## What is expected
Transcribe the entries below exactly.

Entries with figure data:
------------------------------------------------------------
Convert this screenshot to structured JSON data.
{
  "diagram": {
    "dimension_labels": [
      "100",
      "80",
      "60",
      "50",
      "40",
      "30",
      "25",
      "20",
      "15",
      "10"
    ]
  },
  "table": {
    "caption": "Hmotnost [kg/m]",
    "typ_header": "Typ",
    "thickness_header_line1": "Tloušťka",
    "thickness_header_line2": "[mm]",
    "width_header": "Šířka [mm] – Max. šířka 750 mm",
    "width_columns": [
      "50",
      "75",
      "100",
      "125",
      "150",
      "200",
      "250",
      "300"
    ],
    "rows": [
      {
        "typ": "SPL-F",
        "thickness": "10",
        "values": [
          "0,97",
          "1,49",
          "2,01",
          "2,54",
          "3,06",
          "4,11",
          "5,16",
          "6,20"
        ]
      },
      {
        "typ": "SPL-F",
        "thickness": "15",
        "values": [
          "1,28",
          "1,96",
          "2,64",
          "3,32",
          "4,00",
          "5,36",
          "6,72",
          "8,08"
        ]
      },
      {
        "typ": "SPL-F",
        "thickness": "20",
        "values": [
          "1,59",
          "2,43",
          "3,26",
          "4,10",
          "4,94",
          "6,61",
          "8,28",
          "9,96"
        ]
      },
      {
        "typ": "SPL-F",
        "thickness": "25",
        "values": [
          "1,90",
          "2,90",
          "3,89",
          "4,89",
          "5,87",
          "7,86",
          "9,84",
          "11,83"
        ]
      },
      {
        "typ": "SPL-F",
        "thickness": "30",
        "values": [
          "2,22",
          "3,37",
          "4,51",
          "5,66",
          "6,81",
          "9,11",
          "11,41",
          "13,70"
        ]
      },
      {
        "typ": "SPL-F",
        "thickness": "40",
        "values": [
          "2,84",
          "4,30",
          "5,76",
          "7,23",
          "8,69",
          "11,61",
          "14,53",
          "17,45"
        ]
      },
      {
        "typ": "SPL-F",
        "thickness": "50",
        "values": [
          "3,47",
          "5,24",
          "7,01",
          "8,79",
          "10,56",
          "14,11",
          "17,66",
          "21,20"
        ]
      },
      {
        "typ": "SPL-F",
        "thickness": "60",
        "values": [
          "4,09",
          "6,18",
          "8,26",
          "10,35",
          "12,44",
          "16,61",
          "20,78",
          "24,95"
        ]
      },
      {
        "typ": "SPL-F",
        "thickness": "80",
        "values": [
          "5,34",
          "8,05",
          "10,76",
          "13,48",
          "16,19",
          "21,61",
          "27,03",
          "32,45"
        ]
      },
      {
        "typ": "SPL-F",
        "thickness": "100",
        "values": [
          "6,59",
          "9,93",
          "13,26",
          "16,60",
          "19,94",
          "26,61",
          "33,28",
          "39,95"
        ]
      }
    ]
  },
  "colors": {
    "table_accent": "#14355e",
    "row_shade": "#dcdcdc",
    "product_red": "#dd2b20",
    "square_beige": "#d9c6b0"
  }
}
------------------------------------------------------------
## Solved exercise
Convert this screenshot to structured JSON data.
{
  "diagram": {
    "dimension_labels": [
      "100",
      "80",
      "60",
      "50",
      "40",
      "30",
      "25",
      "20",
      "15",
      "10"
    ]
  },
  "table": {
    "caption": "Hmotnost [kg/m]",
    "typ_header": "Typ",
    "thickness_header_line1": "Tloušťka",
    "thickness_header_line2": "[mm]",
    "width_header": "Šířka [mm] – Max. šířka 750 mm",
    "width_columns": [
      "50",
      "75",
      "100",
      "125",
      "150",
      "200",
      "250",
      "300"
    ],
    "rows": [
      {
        "typ": "SPL-F",
        "thickness": "10",
        "values": [
          "0,97",
          "1,49",
          "2,01",
          "2,54",
          "3,06",
          "4,11",
          "5,16",
          "6,20"
        ]
      },
      {
        "typ": "SPL-F",
        "thickness": "15",
        "values": [
          "1,28",
          "1,96",
          "2,64",
          "3,32",
          "4,00",
          "5,36",
          "6,72",
          "8,08"
        ]
      },
      {
        "typ": "SPL-F",
        "thickness": "20",
        "values": [
          "1,59",
          "2,43",
          "3,26",
          "4,10",
          "4,94",
          "6,61",
          "8,28",
          "9,96"
        ]
      },
      {
        "typ": "SPL-F",
        "thickness": "25",
        "values": [
          "1,90",
          "2,90",
          "3,89",
          "4,89",
          "5,87",
          "7,86",
          "9,84",
          "11,83"
        ]
      },
      {
        "typ": "SPL-F",
        "thickness": "30",
        "values": [
          "2,22",
          "3,37",
          "4,51",
          "5,66",
          "6,81",
          "9,11",
          "11,41",
          "13,70"
        ]
      },
      {
        "typ": "SPL-F",
        "thickness": "40",
        "values": [
          "2,84",
          "4,30",
          "5,76",
          "7,23",
          "8,69",
          "11,61",
          "14,53",
          "17,45"
        ]
      },
      {
        "typ": "SPL-F",
        "thickness": "50",
        "values": [
          "3,47",
          "5,24",
          "7,01",
          "8,79",
          "10,56",
          "14,11",
          "17,66",
          "21,20"
        ]
      },
      {
        "typ": "SPL-F",
        "thickness": "60",
        "values": [
          "4,09",
          "6,18",
          "8,26",
          "10,35",
          "12,44",
          "16,61",
          "20,78",
          "24,95"
        ]
      },
      {
        "typ": "SPL-F",
        "thickness": "80",
        "values": [
          "5,34",
          "8,05",
          "10,76",
          "13,48",
          "16,19",
          "21,61",
          "27,03",
          "32,45"
        ]
      },
      {
        "typ": "SPL-F",
        "thickness": "100",
        "values": [
          "6,59",
          "9,93",
          "13,26",
          "16,60",
          "19,94",
          "26,61",
          "33,28",
          "39,95"
        ]
      }
    ]
  },
  "colors": {
    "table_accent": "#14355e",
    "row_shade": "#dcdcdc",
    "product_red": "#dd2b20",
    "square_beige": "#d9c6b0"
  }
}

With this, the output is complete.